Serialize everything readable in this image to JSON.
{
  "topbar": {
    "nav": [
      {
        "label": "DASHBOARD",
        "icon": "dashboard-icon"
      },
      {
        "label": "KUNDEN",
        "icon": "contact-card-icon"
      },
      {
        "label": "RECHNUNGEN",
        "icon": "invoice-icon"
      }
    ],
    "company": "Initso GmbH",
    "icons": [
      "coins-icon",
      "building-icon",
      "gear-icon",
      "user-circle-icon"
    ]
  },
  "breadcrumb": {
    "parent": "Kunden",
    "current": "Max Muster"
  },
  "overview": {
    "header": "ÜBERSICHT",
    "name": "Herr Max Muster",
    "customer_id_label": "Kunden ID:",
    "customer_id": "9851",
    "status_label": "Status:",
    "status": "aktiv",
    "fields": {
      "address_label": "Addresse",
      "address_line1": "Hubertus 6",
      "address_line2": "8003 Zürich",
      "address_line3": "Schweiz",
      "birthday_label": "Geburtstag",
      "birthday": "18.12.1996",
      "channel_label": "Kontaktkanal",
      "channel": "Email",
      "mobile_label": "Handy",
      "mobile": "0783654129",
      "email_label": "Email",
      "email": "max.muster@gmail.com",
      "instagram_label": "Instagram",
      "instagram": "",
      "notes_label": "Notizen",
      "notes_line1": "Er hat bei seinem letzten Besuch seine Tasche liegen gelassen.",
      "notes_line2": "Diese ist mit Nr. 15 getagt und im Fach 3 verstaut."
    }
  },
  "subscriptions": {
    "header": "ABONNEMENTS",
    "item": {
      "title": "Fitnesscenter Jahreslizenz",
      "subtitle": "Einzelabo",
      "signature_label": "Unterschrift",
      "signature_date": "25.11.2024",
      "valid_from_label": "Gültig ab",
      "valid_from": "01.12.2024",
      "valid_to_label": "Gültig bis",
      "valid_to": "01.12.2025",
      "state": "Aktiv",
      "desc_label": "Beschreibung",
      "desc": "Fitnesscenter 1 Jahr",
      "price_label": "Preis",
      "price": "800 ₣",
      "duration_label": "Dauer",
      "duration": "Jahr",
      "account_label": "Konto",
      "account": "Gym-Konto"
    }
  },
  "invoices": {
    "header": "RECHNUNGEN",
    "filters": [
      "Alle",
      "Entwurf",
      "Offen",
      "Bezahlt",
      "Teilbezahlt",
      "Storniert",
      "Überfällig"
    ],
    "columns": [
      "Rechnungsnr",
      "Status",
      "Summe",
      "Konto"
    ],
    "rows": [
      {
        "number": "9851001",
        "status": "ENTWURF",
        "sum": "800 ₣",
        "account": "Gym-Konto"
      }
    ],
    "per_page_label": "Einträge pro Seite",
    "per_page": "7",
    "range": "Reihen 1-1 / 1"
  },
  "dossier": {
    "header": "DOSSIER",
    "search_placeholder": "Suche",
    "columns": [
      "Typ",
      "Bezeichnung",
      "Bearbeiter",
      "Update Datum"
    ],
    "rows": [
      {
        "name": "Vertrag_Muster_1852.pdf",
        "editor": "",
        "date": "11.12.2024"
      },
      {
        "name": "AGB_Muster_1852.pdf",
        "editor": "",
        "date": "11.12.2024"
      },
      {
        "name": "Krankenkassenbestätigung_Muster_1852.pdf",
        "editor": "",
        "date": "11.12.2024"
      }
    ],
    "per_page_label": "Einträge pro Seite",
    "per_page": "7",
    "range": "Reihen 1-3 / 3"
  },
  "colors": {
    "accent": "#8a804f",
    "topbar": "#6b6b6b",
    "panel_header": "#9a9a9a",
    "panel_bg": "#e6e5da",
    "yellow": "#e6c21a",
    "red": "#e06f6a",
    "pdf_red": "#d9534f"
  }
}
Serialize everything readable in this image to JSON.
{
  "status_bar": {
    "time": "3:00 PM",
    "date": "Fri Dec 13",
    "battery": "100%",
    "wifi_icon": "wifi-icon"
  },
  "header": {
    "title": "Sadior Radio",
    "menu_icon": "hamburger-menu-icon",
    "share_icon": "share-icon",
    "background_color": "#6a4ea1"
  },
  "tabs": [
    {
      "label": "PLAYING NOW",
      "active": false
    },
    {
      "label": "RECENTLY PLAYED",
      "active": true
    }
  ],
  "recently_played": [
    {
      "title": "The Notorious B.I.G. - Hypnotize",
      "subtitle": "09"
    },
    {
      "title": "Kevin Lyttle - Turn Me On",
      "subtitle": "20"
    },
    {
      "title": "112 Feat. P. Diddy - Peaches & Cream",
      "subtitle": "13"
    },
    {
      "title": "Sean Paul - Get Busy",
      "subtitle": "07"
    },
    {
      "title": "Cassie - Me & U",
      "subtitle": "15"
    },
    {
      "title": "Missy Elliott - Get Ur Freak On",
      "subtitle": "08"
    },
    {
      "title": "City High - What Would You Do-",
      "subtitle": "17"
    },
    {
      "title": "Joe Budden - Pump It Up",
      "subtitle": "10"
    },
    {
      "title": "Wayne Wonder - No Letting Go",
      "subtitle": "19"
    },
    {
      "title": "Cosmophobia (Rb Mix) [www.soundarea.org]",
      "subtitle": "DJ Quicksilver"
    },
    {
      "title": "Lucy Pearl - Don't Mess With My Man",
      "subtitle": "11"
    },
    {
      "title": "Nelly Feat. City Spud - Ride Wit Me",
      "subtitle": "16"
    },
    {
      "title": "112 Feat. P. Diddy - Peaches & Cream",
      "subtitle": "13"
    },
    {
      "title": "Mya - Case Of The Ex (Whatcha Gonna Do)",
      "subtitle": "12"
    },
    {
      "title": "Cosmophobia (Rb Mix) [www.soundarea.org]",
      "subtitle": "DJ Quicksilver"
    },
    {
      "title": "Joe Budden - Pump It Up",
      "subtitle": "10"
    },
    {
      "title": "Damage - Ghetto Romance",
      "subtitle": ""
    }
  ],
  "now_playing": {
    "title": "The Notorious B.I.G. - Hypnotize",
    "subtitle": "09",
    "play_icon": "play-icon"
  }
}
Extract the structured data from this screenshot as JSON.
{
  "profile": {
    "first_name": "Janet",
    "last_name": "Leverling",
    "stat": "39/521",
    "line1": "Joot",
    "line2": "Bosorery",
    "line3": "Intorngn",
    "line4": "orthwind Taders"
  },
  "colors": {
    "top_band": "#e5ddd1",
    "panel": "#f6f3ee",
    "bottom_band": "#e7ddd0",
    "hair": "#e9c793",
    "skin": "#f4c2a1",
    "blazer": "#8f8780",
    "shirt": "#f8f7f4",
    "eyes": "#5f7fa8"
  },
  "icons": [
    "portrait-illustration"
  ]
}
══════════════════════════════
◆ What you should do: Extract all of the material exactly as it is written.

◆ Exercise result:
Serialize everything readable in this image to JSON.
{
  "topbar": {
    "nav": [
      {
        "label": "DASHBOARD",
        "icon": "dashboard-icon"
      },
      {
        "label": "KUNDEN",
        "icon": "contact-card-icon"
      },
      {
        "label": "RECHNUNGEN",
        "icon": "invoice-icon"
      }
    ],
    "company": "Initso GmbH",
    "icons": [
      "coins-icon",
      "building-icon",
      "gear-icon",
      "user-circle-icon"
    ]
  },
  "breadcrumb": {
    "parent": "Kunden",
    "current": "Max Muster"
  },
  "overview": {
    "header": "ÜBERSICHT",
    "name": "Herr Max Muster",
    "customer_id_label": "Kunden ID:",
    "customer_id": "9851",
    "status_label": "Status:",
    "status": "aktiv",
    "fields": {
      "address_label": "Addresse",
      "address_line1": "Hubertus 6",
      "address_line2": "8003 Zürich",
      "address_line3": "Schweiz",
      "birthday_label": "Geburtstag",
      "birthday": "18.12.1996",
      "channel_label": "Kontaktkanal",
      "channel": "Email",
      "mobile_label": "Handy",
      "mobile": "0783654129",
      "email_label": "Email",
      "email": "max.muster@gmail.com",
      "instagram_label": "Instagram",
      "instagram": "",
      "notes_label": "Notizen",
      "notes_line1": "Er hat bei seinem letzten Besuch seine Tasche liegen gelassen.",
      "notes_line2": "Diese ist mit Nr. 15 getagt und im Fach 3 verstaut."
    }
  },
  "subscriptions": {
    "header": "ABONNEMENTS",
    "item": {
      "title": "Fitnesscenter Jahreslizenz",
      "subtitle": "Einzelabo",
      "signature_label": "Unterschrift",
      "signature_date": "25.11.2024",
      "valid_from_label": "Gültig ab",
      "valid_from": "01.12.2024",
      "valid_to_label": "Gültig bis",
      "valid_to": "01.12.2025",
      "state": "Aktiv",
      "desc_label": "Beschreibung",
      "desc": "Fitnesscenter 1 Jahr",
      "price_label": "Preis",
      "price": "800 ₣",
      "duration_label": "Dauer",
      "duration": "Jahr",
      "account_label": "Konto",
      "account": "Gym-Konto"
    }
  },
  "invoices": {
    "header": "RECHNUNGEN",
    "filters": [
      "Alle",
      "Entwurf",
      "Offen",
      "Bezahlt",
      "Teilbezahlt",
      "Storniert",
      "Überfällig"
    ],
    "columns": [
      "Rechnungsnr",
      "Status",
      "Summe",
      "Konto"
    ],
    "rows": [
      {
        "number": "9851001",
        "status": "ENTWURF",
        "sum": "800 ₣",
        "account": "Gym-Konto"
      }
    ],
    "per_page_label": "Einträge pro Seite",
    "per_page": "7",
    "range": "Reihen 1-1 / 1"
  },
  "dossier": {
    "header": "DOSSIER",
    "search_placeholder": "Suche",
    "columns": [
      "Typ",
      "Bezeichnung",
      "Bearbeiter",
      "Update Datum"
    ],
    "rows": [
      {
        "name": "Vertrag_Muster_1852.pdf",
        "editor": "",
        "date": "11.12.2024"
      },
      {
        "name": "AGB_Muster_1852.pdf",
        "editor": "",
        "date": "11.12.2024"
      },
      {
        "name": "Krankenkassenbestätigung_Muster_1852.pdf",
        "editor": "",
        "date": "11.12.2024"
      }
    ],
    "per_page_label": "Einträge pro Seite",
    "per_page": "7",
    "range": "Reihen 1-3 / 3"
  },
  "colors": {
    "accent": "#8a804f",
    "topbar": "#6b6b6b",
    "panel_header": "#9a9a9a",
    "panel_bg": "#e6e5da",
    "yellow": "#e6c21a",
    "red": "#e06f6a",
    "pdf_red": "#d9534f"
  }
}
Serialize everything readable in this image to JSON.
{
  "status_bar": {
    "time": "3:00 PM",
    "date": "Fri Dec 13",
    "battery": "100%",
    "wifi_icon": "wifi-icon"
  },
  "header": {
    "title": "Sadior Radio",
    "menu_icon": "hamburger-menu-icon",
    "share_icon": "share-icon",
    "background_color": "#6a4ea1"
  },
  "tabs": [
    {
      "label": "PLAYING NOW",
      "active": false
    },
    {
      "label": "RECENTLY PLAYED",
      "active": true
    }
  ],
  "recently_played": [
    {
      "title": "The Notorious B.I.G. - Hypnotize",
      "subtitle": "09"
    },
    {
      "title": "Kevin Lyttle - Turn Me On",
      "subtitle": "20"
    },
    {
      "title": "112 Feat. P. Diddy - Peaches & Cream",
      "subtitle": "13"
    },
    {
      "title": "Sean Paul - Get Busy",
      "subtitle": "07"
    },
    {
      "title": "Cassie - Me & U",
      "subtitle": "15"
    },
    {
      "title": "Missy Elliott - Get Ur Freak On",
      "subtitle": "08"
    },
    {
      "title": "City High - What Would You Do-",
      "subtitle": "17"
    },
    {
      "title": "Joe Budden - Pump It Up",
      "subtitle": "10"
    },
    {
      "title": "Wayne Wonder - No Letting Go",
      "subtitle": "19"
    },
    {
      "title": "Cosmophobia (Rb Mix) [www.soundarea.org]",
      "subtitle": "DJ Quicksilver"
    },
    {
      "title": "Lucy Pearl - Don't Mess With My Man",
      "subtitle": "11"
    },
    {
      "title": "Nelly Feat. City Spud - Ride Wit Me",
      "subtitle": "16"
    },
    {
      "title": "112 Feat. P. Diddy - Peaches & Cream",
      "subtitle": "13"
    },
    {
      "title": "Mya - Case Of The Ex (Whatcha Gonna Do)",
      "subtitle": "12"
    },
    {
      "title": "Cosmophobia (Rb Mix) [www.soundarea.org]",
      "subtitle": "DJ Quicksilver"
    },
    {
      "title": "Joe Budden - Pump It Up",
      "subtitle": "10"
    },
    {
      "title": "Damage - Ghetto Romance",
      "subtitle": ""
    }
  ],
  "now_playing": {
    "title": "The Notorious B.I.G. - Hypnotize",
    "subtitle": "09",
    "play_icon": "play-icon"
  }
}
Extract the structured data from this screenshot as JSON.
{
  "profile": {
    "first_name": "Janet",
    "last_name": "Leverling",
    "stat": "39/521",
    "line1": "Joot",
    "line2": "Bosorery",
    "line3": "Intorngn",
    "line4": "orthwind Taders"
  },
  "colors": {
    "top_band": "#e5ddd1",
    "panel": "#f6f3ee",
    "bottom_band": "#e7ddd0",
    "hair": "#e9c793",
    "skin": "#f4c2a1",
    "blazer": "#8f8780",
    "shirt": "#f8f7f4",
    "eyes": "#5f7fa8"
  },
  "icons": [
    "portrait-illustration"
  ]
}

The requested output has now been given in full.